***** SUPPLIED ENTRIES

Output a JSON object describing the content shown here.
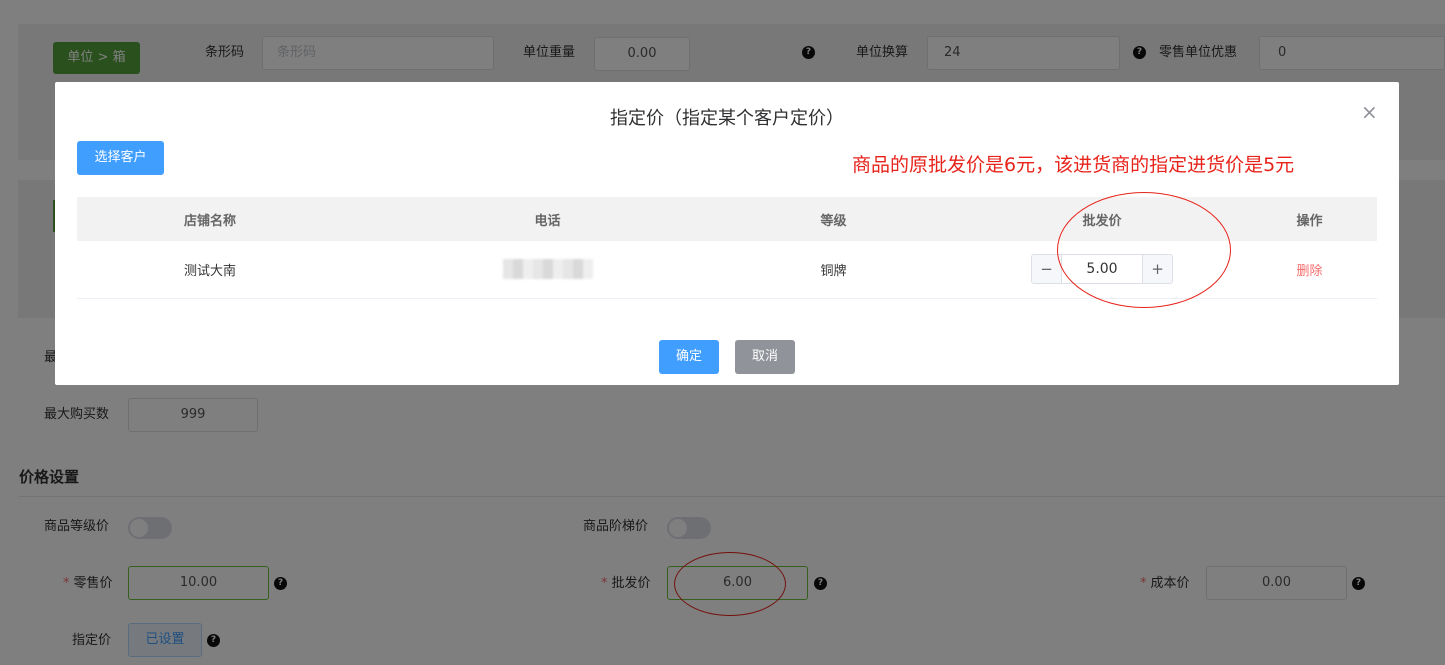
{
  "background_form": {
    "unit_button": "单位 > 箱",
    "barcode_label": "条形码",
    "barcode_placeholder": "条形码",
    "unit_weight_label": "单位重量",
    "unit_weight_value": "0.00",
    "unit_conversion_label": "单位换算",
    "unit_conversion_value": "24",
    "retail_unit_discount_label": "零售单位优惠",
    "retail_unit_discount_value": "0",
    "min_purchase_label_partial": "最",
    "max_purchase_label": "最大购买数",
    "max_purchase_value": "999",
    "help_icon_glyph": "?"
  },
  "price_settings": {
    "section_title": "价格设置",
    "level_price_label": "商品等级价",
    "tier_price_label": "商品阶梯价",
    "required_mark": "*",
    "retail_price_label": "零售价",
    "retail_price_value": "10.00",
    "wholesale_price_label": "批发价",
    "wholesale_price_value": "6.00",
    "cost_price_label": "成本价",
    "cost_price_value": "0.00",
    "designated_price_label": "指定价",
    "designated_price_button": "已设置"
  },
  "dialog": {
    "title": "指定价（指定某个客户定价）",
    "close_glyph": "×",
    "select_customer_button": "选择客户",
    "annotation": "商品的原批发价是6元，该进货商的指定进货价是5元",
    "annotation_color": "#e8231b",
    "table": {
      "headers": [
        "店铺名称",
        "电话",
        "等级",
        "批发价",
        "操作"
      ],
      "rows": [
        {
          "store_name": "测试大南",
          "phone": "",
          "level": "铜牌",
          "price": "5.00",
          "action": "删除"
        }
      ]
    },
    "stepper_minus": "−",
    "stepper_plus": "+",
    "confirm_button": "确定",
    "cancel_button": "取消"
  },
  "colors": {
    "primary": "#409eff",
    "green": "#52a13a",
    "danger": "#f56c6c"
  }
}
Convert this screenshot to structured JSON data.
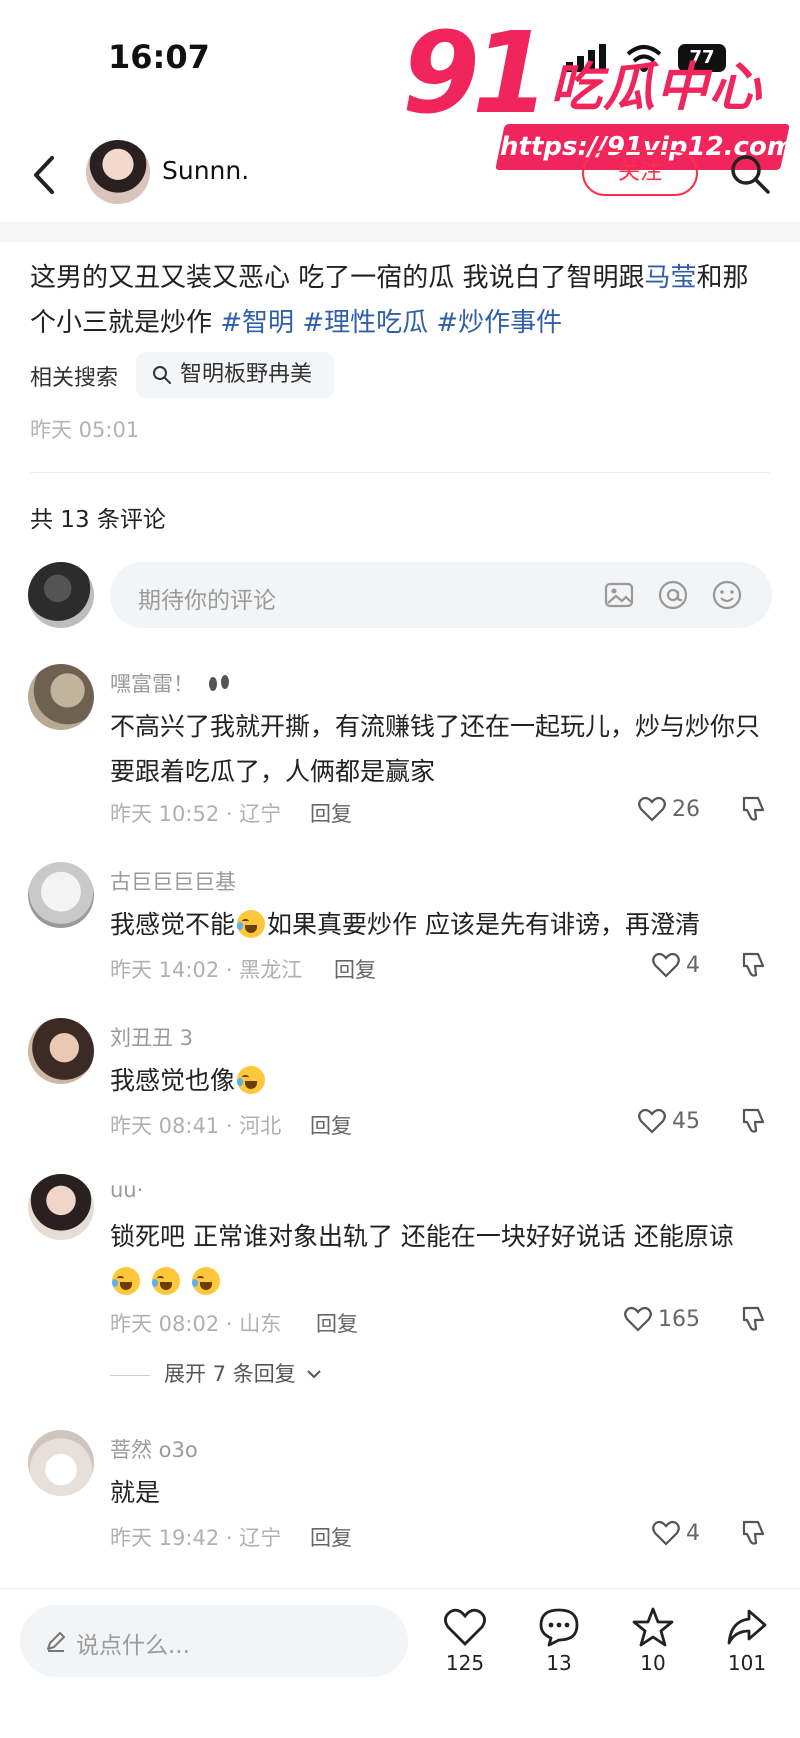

**********

(STATED GOAL) Transcribe all the lines above exactly, apart from the pictures.

(ANSWER TO THE PROBLEM)
Output a JSON object describing the content shown here.
{
  "background_form": {
    "unit_button": "单位 > 箱",
    "barcode_label": "条形码",
    "barcode_placeholder": "条形码",
    "unit_weight_label": "单位重量",
    "unit_weight_value": "0.00",
    "unit_conversion_label": "单位换算",
    "unit_conversion_value": "24",
    "retail_unit_discount_label": "零售单位优惠",
    "retail_unit_discount_value": "0",
    "min_purchase_label_partial": "最",
    "max_purchase_label": "最大购买数",
    "max_purchase_value": "999",
    "help_icon_glyph": "?"
  },
  "price_settings": {
    "section_title": "价格设置",
    "level_price_label": "商品等级价",
    "tier_price_label": "商品阶梯价",
    "required_mark": "*",
    "retail_price_label": "零售价",
    "retail_price_value": "10.00",
    "wholesale_price_label": "批发价",
    "wholesale_price_value": "6.00",
    "cost_price_label": "成本价",
    "cost_price_value": "0.00",
    "designated_price_label": "指定价",
    "designated_price_button": "已设置"
  },
  "dialog": {
    "title": "指定价（指定某个客户定价）",
    "close_glyph": "×",
    "select_customer_button": "选择客户",
    "annotation": "商品的原批发价是6元，该进货商的指定进货价是5元",
    "annotation_color": "#e8231b",
    "table": {
      "headers": [
        "店铺名称",
        "电话",
        "等级",
        "批发价",
        "操作"
      ],
      "rows": [
        {
          "store_name": "测试大南",
          "phone": "",
          "level": "铜牌",
          "price": "5.00",
          "action": "删除"
        }
      ]
    },
    "stepper_minus": "−",
    "stepper_plus": "+",
    "confirm_button": "确定",
    "cancel_button": "取消"
  },
  "colors": {
    "primary": "#409eff",
    "green": "#52a13a",
    "danger": "#f56c6c"
  }
}
Convert this screenshot to structured JSON data.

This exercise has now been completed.